DATASET:

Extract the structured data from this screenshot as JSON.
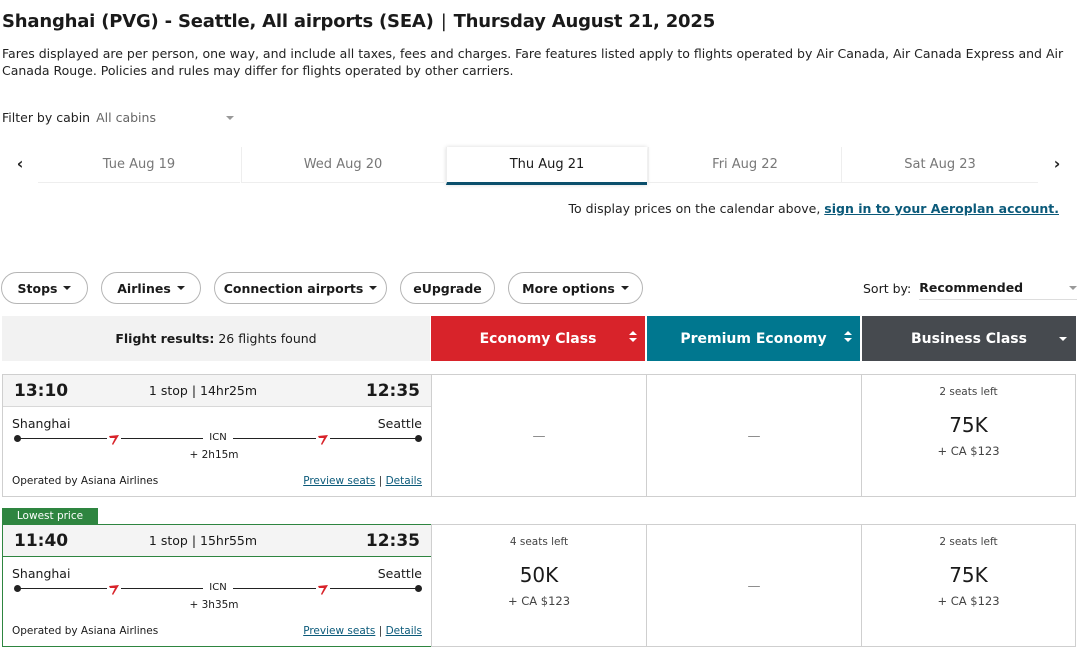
{
  "header": {
    "route": "Shanghai (PVG) - Seattle, All airports (SEA)",
    "separator": "|",
    "date": "Thursday August 21, 2025",
    "fare_note": "Fares displayed are per person, one way, and include all taxes, fees and charges. Fare features listed apply to flights operated by Air Canada, Air Canada Express and Air Canada Rouge. Policies and rules may differ for flights operated by other carriers."
  },
  "cabin_filter": {
    "label": "Filter by cabin",
    "value": "All cabins"
  },
  "date_tabs": [
    {
      "label": "Tue Aug 19",
      "active": false
    },
    {
      "label": "Wed Aug 20",
      "active": false
    },
    {
      "label": "Thu Aug 21",
      "active": true
    },
    {
      "label": "Fri Aug 22",
      "active": false
    },
    {
      "label": "Sat Aug 23",
      "active": false
    }
  ],
  "nav": {
    "prev_icon": "‹",
    "next_icon": "›"
  },
  "signin": {
    "text": "To display prices on the calendar above,",
    "link": "sign in to your Aeroplan account."
  },
  "filters": {
    "stops": "Stops",
    "airlines": "Airlines",
    "connection_airports": "Connection airports",
    "eupgrade": "eUpgrade",
    "more_options": "More options"
  },
  "sort": {
    "label": "Sort by:",
    "value": "Recommended"
  },
  "results": {
    "label": "Flight results:",
    "count": "26 flights found"
  },
  "cabins": {
    "economy": {
      "label": "Economy Class",
      "color": "#d8232a"
    },
    "premium": {
      "label": "Premium Economy",
      "color": "#00778f"
    },
    "business": {
      "label": "Business Class",
      "color": "#464a4f"
    }
  },
  "lowest_price_badge": "Lowest price",
  "flights": [
    {
      "depart": "13:10",
      "arrive": "12:35",
      "summary": "1 stop | 14hr25m",
      "origin": "Shanghai",
      "destination": "Seattle",
      "via": "ICN",
      "layover": "+ 2h15m",
      "operated_by": "Operated by Asiana Airlines",
      "preview_seats": "Preview seats",
      "link_sep": "|",
      "details": "Details",
      "economy": {
        "dash": "—"
      },
      "premium": {
        "dash": "—"
      },
      "business": {
        "seats": "2 seats left",
        "points": "75K",
        "cash": "+ CA $123"
      }
    },
    {
      "depart": "11:40",
      "arrive": "12:35",
      "summary": "1 stop | 15hr55m",
      "origin": "Shanghai",
      "destination": "Seattle",
      "via": "ICN",
      "layover": "+ 3h35m",
      "operated_by": "Operated by Asiana Airlines",
      "preview_seats": "Preview seats",
      "link_sep": "|",
      "details": "Details",
      "economy": {
        "seats": "4 seats left",
        "points": "50K",
        "cash": "+ CA $123"
      },
      "premium": {
        "dash": "—"
      },
      "business": {
        "seats": "2 seats left",
        "points": "75K",
        "cash": "+ CA $123"
      }
    }
  ]
}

WHAT YOU NEED TO DO:
Images do not belong in the copy; reproduce all other parts of the records above verbatim.

FINISHED EXERCISE:
Extract the structured data from this screenshot as JSON.
{
  "header": {
    "route": "Shanghai (PVG) - Seattle, All airports (SEA)",
    "separator": "|",
    "date": "Thursday August 21, 2025",
    "fare_note": "Fares displayed are per person, one way, and include all taxes, fees and charges. Fare features listed apply to flights operated by Air Canada, Air Canada Express and Air Canada Rouge. Policies and rules may differ for flights operated by other carriers."
  },
  "cabin_filter": {
    "label": "Filter by cabin",
    "value": "All cabins"
  },
  "date_tabs": [
    {
      "label": "Tue Aug 19",
      "active": false
    },
    {
      "label": "Wed Aug 20",
      "active": false
    },
    {
      "label": "Thu Aug 21",
      "active": true
    },
    {
      "label": "Fri Aug 22",
      "active": false
    },
    {
      "label": "Sat Aug 23",
      "active": false
    }
  ],
  "nav": {
    "prev_icon": "‹",
    "next_icon": "›"
  },
  "signin": {
    "text": "To display prices on the calendar above,",
    "link": "sign in to your Aeroplan account."
  },
  "filters": {
    "stops": "Stops",
    "airlines": "Airlines",
    "connection_airports": "Connection airports",
    "eupgrade": "eUpgrade",
    "more_options": "More options"
  },
  "sort": {
    "label": "Sort by:",
    "value": "Recommended"
  },
  "results": {
    "label": "Flight results:",
    "count": "26 flights found"
  },
  "cabins": {
    "economy": {
      "label": "Economy Class",
      "color": "#d8232a"
    },
    "premium": {
      "label": "Premium Economy",
      "color": "#00778f"
    },
    "business": {
      "label": "Business Class",
      "color": "#464a4f"
    }
  },
  "lowest_price_badge": "Lowest price",
  "flights": [
    {
      "depart": "13:10",
      "arrive": "12:35",
      "summary": "1 stop | 14hr25m",
      "origin": "Shanghai",
      "destination": "Seattle",
      "via": "ICN",
      "layover": "+ 2h15m",
      "operated_by": "Operated by Asiana Airlines",
      "preview_seats": "Preview seats",
      "link_sep": "|",
      "details": "Details",
      "economy": {
        "dash": "—"
      },
      "premium": {
        "dash": "—"
      },
      "business": {
        "seats": "2 seats left",
        "points": "75K",
        "cash": "+ CA $123"
      }
    },
    {
      "depart": "11:40",
      "arrive": "12:35",
      "summary": "1 stop | 15hr55m",
      "origin": "Shanghai",
      "destination": "Seattle",
      "via": "ICN",
      "layover": "+ 3h35m",
      "operated_by": "Operated by Asiana Airlines",
      "preview_seats": "Preview seats",
      "link_sep": "|",
      "details": "Details",
      "economy": {
        "seats": "4 seats left",
        "points": "50K",
        "cash": "+ CA $123"
      },
      "premium": {
        "dash": "—"
      },
      "business": {
        "seats": "2 seats left",
        "points": "75K",
        "cash": "+ CA $123"
      }
    }
  ]
}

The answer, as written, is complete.